Task inputs:
+++++

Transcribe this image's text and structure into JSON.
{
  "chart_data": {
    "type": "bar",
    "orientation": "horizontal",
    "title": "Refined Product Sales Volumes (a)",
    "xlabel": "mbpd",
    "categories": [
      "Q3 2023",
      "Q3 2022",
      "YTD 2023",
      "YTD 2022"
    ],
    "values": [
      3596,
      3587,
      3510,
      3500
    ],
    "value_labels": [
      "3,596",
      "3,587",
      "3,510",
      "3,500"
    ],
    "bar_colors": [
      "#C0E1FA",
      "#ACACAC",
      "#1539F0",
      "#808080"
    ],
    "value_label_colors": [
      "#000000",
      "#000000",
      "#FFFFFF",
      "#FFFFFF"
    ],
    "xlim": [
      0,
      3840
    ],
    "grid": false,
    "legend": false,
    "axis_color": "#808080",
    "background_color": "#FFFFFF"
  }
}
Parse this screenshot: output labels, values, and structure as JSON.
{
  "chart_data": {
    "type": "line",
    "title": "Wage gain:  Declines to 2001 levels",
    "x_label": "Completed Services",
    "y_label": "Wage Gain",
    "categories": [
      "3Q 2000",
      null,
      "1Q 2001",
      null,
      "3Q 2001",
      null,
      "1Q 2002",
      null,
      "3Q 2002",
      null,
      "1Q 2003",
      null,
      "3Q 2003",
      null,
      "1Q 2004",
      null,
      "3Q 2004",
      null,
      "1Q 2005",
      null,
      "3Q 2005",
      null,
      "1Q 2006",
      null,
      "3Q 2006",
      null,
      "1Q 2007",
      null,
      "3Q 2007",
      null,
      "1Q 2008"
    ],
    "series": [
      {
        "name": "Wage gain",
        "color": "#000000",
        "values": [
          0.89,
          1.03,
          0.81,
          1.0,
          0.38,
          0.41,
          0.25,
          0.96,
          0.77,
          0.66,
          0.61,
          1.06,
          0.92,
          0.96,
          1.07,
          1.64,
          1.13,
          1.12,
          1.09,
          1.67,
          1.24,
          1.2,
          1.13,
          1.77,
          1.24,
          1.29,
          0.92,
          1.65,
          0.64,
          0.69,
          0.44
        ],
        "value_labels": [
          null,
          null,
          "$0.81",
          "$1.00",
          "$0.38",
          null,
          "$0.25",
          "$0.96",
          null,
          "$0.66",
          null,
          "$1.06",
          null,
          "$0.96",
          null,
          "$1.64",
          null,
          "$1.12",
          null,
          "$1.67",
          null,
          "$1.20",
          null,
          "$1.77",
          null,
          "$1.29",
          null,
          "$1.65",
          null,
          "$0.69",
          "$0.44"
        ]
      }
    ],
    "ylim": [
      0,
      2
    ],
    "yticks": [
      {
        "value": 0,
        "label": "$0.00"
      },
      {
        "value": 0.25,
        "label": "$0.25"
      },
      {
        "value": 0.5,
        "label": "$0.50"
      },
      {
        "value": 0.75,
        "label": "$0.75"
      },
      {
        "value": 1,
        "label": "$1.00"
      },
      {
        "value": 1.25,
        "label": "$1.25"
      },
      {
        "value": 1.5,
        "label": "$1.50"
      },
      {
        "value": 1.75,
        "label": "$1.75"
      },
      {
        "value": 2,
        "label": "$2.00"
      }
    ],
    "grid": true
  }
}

+++++

Problem statement: List each line in the listing that contains the string "FFFFFF".

Final result:
      "#FFFFFF",
      "#FFFFFF"
    "background_color": "#FFFFFF"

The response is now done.